Exercise description:
Search the entries below. Return every line that has "included" in it.

(Data records)
--------------------------------------------------

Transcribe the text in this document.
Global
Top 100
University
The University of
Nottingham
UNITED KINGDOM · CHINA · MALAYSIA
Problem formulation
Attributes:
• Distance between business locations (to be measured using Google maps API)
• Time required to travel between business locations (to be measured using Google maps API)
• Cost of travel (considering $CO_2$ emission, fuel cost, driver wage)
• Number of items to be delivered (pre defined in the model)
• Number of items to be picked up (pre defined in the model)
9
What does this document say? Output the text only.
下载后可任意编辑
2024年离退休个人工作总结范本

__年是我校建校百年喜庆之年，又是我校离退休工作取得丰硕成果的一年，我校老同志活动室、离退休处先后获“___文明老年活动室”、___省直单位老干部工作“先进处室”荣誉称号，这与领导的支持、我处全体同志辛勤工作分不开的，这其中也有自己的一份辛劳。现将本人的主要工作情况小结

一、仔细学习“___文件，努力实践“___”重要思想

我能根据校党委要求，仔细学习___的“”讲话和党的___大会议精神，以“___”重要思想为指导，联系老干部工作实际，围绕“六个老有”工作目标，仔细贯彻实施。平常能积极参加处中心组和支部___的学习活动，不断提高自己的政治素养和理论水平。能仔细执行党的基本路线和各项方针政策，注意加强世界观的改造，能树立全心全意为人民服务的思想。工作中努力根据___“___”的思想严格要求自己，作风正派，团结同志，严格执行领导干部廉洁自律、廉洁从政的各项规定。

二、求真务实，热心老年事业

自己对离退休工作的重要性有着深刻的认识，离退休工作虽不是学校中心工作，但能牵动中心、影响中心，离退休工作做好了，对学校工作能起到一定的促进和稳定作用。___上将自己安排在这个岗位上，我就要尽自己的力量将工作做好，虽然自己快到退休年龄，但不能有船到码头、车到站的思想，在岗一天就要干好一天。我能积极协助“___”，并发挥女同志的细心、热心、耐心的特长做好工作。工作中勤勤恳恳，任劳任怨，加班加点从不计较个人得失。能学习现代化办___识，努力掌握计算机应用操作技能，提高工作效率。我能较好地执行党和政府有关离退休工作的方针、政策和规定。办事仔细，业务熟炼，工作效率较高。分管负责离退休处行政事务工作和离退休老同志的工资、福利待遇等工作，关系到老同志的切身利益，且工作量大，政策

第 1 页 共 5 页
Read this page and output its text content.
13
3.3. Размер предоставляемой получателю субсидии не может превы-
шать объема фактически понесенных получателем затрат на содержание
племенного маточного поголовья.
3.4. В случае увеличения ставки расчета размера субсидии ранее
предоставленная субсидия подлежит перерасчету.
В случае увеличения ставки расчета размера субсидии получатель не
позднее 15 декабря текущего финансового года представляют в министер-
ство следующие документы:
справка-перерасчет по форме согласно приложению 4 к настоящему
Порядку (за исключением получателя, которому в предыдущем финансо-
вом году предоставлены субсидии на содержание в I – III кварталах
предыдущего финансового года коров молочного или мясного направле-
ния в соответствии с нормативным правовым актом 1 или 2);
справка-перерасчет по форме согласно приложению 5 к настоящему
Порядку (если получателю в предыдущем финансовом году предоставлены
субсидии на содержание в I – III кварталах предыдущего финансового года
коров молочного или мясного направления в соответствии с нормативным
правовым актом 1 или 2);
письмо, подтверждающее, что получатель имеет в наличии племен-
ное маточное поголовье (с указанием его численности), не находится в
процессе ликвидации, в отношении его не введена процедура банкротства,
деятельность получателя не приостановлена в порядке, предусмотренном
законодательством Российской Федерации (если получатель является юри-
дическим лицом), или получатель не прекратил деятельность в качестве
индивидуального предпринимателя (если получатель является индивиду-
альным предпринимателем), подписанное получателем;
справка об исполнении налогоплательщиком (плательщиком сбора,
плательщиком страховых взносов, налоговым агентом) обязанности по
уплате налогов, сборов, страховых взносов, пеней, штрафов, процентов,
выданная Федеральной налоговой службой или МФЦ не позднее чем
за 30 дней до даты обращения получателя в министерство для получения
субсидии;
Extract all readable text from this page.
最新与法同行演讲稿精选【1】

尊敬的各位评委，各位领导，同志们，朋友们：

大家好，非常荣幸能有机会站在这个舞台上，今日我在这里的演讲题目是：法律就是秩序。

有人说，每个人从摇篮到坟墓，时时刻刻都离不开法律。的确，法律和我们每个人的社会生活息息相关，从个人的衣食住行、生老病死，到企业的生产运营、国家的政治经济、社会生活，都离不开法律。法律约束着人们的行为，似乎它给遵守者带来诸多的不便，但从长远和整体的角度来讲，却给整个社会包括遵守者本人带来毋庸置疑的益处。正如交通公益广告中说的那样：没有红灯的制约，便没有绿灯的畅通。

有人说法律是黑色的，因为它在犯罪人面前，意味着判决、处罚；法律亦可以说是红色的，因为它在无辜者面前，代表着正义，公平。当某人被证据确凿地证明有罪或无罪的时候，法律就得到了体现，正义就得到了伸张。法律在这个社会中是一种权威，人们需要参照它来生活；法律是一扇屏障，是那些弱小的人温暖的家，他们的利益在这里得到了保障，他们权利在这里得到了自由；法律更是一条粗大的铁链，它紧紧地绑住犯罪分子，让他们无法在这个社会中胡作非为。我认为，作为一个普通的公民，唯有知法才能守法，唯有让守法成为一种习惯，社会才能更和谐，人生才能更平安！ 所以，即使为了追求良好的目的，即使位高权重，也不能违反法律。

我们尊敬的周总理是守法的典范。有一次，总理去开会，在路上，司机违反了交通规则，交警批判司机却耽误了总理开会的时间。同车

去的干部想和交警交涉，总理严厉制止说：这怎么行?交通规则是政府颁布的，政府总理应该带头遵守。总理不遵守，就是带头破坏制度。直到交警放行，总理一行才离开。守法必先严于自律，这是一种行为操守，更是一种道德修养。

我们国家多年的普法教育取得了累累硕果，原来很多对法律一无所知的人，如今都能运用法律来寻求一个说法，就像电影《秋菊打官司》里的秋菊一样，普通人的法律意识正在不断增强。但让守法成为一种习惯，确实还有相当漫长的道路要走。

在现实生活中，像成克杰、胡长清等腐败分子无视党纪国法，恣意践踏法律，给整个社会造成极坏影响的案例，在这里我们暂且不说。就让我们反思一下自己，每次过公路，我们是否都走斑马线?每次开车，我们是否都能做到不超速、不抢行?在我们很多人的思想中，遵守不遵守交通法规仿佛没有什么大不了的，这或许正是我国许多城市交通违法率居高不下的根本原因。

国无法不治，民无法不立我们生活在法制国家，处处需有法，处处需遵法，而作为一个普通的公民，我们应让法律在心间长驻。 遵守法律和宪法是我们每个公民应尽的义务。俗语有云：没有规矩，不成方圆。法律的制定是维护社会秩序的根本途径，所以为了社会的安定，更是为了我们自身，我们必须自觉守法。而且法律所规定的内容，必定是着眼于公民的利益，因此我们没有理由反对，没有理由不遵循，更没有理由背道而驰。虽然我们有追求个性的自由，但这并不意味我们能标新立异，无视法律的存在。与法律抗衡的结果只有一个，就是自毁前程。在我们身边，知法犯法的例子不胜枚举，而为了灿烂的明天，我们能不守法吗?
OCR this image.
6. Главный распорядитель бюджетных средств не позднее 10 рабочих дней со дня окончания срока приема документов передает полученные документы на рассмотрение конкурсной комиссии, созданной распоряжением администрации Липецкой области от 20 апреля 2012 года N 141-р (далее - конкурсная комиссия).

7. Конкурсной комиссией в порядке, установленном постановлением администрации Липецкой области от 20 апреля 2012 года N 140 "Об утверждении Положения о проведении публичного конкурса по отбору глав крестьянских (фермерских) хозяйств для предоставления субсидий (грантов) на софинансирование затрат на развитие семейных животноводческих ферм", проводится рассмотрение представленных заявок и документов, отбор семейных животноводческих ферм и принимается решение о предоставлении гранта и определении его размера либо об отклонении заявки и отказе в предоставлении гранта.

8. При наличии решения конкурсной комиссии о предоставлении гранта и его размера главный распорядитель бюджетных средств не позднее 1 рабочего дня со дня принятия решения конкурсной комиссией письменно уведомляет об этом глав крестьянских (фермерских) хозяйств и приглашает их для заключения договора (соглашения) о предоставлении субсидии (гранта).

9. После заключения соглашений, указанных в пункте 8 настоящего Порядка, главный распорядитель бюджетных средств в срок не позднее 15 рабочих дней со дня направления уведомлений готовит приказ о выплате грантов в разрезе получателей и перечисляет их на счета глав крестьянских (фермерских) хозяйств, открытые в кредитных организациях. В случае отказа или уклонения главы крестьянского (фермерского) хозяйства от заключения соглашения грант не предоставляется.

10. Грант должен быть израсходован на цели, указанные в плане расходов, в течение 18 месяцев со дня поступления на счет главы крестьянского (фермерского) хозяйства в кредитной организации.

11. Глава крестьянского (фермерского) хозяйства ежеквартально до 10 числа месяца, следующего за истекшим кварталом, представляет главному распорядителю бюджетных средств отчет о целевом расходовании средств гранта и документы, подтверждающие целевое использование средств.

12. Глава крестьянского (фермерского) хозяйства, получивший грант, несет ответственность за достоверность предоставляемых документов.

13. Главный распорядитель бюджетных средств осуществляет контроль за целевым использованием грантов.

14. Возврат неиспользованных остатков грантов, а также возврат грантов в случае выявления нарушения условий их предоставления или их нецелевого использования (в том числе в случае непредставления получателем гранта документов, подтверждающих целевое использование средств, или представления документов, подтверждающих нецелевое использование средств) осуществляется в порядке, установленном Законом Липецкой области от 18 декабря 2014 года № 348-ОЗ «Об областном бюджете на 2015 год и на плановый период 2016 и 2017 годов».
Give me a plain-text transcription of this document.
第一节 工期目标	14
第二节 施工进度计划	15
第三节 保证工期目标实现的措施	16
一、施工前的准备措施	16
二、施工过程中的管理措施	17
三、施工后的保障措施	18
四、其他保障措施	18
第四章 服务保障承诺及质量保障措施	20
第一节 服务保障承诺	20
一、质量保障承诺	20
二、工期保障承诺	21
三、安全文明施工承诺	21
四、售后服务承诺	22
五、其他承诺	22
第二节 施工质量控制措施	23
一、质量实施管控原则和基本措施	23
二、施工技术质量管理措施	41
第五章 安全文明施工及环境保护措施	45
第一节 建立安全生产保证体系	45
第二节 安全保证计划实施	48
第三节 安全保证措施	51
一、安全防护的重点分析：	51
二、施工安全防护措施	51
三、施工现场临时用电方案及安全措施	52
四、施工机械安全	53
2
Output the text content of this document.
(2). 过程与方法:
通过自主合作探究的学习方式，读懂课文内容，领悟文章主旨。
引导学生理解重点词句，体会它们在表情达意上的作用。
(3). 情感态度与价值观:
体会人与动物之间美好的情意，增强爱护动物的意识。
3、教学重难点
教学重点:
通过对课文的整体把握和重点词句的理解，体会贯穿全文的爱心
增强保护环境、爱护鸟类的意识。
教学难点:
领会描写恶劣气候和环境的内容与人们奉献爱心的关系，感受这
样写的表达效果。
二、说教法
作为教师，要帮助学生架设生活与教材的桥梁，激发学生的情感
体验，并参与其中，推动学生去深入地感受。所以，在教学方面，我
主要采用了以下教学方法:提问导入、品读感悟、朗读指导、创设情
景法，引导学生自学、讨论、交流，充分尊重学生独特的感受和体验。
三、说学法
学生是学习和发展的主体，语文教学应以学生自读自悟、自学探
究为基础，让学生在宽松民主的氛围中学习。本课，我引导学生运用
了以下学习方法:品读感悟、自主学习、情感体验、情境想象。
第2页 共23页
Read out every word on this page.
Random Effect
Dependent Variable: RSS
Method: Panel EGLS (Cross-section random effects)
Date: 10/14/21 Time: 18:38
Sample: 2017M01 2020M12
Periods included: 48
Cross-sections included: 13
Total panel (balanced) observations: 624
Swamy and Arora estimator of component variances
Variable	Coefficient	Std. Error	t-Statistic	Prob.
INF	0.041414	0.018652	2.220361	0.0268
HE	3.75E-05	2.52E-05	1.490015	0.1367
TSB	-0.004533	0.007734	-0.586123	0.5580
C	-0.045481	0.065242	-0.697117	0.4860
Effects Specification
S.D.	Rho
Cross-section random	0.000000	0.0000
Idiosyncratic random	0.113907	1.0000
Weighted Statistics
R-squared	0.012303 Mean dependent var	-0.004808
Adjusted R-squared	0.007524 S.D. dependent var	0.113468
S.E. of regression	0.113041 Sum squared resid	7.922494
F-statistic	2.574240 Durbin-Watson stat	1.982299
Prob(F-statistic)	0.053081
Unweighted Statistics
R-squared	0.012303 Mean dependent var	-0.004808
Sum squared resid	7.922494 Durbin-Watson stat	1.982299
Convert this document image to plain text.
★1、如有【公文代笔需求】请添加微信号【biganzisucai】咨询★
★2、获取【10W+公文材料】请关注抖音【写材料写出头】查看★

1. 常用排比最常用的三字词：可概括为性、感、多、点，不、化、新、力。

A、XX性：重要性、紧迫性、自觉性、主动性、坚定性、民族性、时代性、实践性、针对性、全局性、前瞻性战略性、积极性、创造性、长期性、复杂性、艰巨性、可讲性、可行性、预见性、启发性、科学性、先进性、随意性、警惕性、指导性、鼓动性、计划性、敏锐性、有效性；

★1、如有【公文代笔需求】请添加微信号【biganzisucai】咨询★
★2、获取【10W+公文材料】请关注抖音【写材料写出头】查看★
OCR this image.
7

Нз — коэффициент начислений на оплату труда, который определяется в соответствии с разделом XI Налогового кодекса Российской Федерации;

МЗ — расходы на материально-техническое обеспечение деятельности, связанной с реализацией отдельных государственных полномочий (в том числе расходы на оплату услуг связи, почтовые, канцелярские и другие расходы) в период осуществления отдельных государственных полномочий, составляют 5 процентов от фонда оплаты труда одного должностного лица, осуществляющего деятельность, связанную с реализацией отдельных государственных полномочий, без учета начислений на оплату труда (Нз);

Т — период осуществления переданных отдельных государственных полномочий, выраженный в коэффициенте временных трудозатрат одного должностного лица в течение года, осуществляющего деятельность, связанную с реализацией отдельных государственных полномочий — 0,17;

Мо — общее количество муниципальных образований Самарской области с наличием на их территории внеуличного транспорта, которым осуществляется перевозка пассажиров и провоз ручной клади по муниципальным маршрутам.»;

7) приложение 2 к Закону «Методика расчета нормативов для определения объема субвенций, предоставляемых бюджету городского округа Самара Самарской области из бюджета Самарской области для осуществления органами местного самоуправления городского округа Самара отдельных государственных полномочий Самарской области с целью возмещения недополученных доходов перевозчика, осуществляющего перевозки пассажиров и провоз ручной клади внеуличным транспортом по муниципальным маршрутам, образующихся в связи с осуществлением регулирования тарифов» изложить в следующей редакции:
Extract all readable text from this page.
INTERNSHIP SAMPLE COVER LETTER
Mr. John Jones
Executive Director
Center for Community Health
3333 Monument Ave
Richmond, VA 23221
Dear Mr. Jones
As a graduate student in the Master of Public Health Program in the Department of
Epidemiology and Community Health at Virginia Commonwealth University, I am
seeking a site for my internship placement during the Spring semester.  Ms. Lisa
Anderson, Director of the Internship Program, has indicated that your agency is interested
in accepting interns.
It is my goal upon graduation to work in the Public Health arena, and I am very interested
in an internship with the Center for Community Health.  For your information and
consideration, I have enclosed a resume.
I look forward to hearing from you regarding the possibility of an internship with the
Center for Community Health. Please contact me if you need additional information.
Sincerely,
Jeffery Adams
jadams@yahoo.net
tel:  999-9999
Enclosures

--------------------------------------------------

Correct result:
Periods included: 48
Cross-sections included: 13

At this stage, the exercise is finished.